__Stored rows__:
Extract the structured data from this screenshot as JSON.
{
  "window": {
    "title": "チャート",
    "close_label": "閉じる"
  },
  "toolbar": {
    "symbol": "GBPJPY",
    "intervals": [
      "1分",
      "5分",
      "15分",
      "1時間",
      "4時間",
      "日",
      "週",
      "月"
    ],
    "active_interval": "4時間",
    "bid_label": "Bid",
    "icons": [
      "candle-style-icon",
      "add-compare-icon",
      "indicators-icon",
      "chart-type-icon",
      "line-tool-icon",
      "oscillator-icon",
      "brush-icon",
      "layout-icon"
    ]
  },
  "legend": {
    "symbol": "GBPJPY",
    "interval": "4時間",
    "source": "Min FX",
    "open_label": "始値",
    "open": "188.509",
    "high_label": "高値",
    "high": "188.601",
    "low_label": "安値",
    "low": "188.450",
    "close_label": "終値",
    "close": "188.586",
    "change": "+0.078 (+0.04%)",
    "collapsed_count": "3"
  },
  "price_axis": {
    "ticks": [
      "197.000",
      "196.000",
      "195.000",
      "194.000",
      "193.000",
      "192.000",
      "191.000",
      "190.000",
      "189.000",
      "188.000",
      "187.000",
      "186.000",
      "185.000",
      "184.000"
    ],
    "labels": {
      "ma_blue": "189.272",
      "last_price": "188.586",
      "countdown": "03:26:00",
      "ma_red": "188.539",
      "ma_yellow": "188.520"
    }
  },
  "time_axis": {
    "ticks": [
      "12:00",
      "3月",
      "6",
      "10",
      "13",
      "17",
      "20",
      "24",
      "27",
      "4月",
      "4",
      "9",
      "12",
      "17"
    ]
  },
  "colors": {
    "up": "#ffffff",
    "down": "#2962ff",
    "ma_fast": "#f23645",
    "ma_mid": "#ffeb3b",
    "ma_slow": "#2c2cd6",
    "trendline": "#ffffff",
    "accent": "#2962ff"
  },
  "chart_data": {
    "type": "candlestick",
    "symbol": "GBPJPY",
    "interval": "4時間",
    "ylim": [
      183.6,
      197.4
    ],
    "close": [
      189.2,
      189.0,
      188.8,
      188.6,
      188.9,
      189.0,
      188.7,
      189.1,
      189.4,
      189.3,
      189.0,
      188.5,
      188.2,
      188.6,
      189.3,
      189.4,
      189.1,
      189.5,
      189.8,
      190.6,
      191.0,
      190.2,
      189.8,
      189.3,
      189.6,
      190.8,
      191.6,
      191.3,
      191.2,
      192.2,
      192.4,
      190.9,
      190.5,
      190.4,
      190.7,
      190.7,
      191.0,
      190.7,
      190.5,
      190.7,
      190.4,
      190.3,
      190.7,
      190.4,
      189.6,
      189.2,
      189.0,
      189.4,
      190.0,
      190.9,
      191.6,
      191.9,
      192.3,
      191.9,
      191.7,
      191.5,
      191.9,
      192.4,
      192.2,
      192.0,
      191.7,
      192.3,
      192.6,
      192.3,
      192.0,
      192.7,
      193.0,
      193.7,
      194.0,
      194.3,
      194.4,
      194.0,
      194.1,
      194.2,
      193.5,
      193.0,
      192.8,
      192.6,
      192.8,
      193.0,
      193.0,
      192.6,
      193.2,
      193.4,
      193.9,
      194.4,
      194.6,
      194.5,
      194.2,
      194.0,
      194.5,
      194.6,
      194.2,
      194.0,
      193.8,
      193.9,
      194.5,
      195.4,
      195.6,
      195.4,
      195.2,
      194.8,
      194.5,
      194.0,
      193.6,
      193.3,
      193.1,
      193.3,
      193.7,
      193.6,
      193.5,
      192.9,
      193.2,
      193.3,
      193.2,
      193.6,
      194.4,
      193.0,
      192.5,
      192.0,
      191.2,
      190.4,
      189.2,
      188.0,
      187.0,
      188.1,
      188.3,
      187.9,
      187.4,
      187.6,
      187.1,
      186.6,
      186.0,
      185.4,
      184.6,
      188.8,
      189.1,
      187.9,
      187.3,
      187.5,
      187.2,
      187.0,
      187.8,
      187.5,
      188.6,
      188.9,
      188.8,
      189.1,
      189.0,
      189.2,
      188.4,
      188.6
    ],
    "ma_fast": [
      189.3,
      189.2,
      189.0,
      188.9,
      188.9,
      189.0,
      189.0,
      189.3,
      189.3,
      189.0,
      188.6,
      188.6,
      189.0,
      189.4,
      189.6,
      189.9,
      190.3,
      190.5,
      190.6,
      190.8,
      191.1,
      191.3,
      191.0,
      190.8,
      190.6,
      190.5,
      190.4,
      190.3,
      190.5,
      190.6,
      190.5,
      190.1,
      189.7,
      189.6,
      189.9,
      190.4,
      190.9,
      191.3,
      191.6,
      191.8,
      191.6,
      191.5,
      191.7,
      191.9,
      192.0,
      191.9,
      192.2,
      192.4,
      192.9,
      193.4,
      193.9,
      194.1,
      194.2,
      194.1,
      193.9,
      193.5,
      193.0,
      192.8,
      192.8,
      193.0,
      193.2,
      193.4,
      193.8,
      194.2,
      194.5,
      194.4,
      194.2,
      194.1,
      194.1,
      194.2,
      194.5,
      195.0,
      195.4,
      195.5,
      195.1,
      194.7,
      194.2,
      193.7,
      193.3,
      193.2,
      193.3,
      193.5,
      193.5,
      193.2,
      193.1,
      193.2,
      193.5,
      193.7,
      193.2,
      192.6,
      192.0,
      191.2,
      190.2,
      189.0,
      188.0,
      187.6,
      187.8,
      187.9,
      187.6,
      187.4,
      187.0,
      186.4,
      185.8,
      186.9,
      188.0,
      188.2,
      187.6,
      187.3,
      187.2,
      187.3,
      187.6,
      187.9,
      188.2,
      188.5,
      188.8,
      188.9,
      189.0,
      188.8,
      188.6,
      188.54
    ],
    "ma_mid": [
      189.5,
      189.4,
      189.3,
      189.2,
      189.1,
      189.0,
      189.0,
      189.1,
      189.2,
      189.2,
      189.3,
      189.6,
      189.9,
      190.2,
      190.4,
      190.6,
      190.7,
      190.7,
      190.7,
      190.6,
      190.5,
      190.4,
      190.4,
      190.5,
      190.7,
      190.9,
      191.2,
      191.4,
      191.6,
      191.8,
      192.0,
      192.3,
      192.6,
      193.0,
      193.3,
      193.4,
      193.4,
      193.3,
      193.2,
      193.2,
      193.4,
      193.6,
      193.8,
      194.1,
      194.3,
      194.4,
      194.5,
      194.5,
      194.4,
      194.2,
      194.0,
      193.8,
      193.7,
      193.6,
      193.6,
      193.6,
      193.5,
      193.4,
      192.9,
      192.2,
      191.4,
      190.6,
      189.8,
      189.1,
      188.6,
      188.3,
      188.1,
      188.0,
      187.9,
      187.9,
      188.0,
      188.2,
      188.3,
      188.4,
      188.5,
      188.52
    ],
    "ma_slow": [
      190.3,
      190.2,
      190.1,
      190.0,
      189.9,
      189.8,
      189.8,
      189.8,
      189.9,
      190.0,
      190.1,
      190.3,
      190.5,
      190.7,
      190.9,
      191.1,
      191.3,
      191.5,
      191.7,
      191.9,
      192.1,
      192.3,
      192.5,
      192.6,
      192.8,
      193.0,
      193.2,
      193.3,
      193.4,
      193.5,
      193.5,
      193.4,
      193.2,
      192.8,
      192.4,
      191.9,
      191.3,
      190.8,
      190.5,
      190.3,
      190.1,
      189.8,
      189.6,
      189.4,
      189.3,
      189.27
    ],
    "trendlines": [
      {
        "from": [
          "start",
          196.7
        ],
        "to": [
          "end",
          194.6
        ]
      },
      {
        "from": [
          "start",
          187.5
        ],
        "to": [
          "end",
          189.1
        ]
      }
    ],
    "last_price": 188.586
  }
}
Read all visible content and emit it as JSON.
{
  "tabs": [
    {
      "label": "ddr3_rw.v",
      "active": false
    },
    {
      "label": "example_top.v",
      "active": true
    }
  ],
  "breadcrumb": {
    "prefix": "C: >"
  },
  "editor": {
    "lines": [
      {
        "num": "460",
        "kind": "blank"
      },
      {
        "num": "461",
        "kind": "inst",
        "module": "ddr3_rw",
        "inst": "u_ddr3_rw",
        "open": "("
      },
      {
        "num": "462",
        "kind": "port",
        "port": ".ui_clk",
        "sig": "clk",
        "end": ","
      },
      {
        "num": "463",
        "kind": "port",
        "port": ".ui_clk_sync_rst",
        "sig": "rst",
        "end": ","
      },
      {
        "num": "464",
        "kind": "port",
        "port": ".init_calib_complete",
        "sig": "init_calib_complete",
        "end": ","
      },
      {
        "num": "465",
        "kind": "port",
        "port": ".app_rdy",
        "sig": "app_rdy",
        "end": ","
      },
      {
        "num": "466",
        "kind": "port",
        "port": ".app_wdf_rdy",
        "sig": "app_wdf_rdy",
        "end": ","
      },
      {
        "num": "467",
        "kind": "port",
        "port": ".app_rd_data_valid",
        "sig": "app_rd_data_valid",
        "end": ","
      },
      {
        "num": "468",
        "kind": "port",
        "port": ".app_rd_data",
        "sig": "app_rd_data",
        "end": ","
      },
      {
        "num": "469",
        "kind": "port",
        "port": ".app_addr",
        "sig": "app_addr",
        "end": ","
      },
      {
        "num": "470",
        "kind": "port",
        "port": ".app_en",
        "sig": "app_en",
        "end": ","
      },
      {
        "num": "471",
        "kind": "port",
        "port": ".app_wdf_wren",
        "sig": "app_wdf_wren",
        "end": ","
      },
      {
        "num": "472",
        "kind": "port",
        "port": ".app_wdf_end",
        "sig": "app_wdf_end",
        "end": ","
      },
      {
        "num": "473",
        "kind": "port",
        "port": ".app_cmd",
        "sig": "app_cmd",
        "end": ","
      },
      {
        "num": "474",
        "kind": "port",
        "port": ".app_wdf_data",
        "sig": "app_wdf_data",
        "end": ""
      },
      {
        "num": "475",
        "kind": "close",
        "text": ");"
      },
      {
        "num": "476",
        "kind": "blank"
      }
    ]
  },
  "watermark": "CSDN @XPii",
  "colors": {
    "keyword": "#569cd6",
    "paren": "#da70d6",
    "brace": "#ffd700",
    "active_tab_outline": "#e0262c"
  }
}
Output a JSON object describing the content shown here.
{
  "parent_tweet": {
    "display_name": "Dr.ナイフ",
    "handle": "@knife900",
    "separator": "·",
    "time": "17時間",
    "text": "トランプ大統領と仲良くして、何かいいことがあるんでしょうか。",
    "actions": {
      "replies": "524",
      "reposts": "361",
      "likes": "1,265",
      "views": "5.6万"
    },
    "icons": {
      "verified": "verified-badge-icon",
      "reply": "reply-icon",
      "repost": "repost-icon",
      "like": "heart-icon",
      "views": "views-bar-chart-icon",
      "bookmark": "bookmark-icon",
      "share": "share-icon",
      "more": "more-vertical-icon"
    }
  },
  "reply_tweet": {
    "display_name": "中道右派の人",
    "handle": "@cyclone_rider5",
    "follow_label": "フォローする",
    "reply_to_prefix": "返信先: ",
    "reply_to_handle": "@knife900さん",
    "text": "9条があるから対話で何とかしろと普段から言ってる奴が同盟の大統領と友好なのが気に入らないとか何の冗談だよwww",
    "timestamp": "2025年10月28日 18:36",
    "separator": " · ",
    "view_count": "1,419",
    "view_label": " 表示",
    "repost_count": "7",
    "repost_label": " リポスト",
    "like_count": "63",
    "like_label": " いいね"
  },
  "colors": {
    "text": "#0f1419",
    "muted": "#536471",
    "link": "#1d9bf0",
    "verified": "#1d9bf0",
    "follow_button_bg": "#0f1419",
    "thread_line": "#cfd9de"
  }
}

__Stated task__: Write out every line of the entries that holds the word "JSON".

__Final answer__:
Extract the structured data from this screenshot as JSON.
Read all visible content and emit it as JSON.
Output a JSON object describing the content shown here.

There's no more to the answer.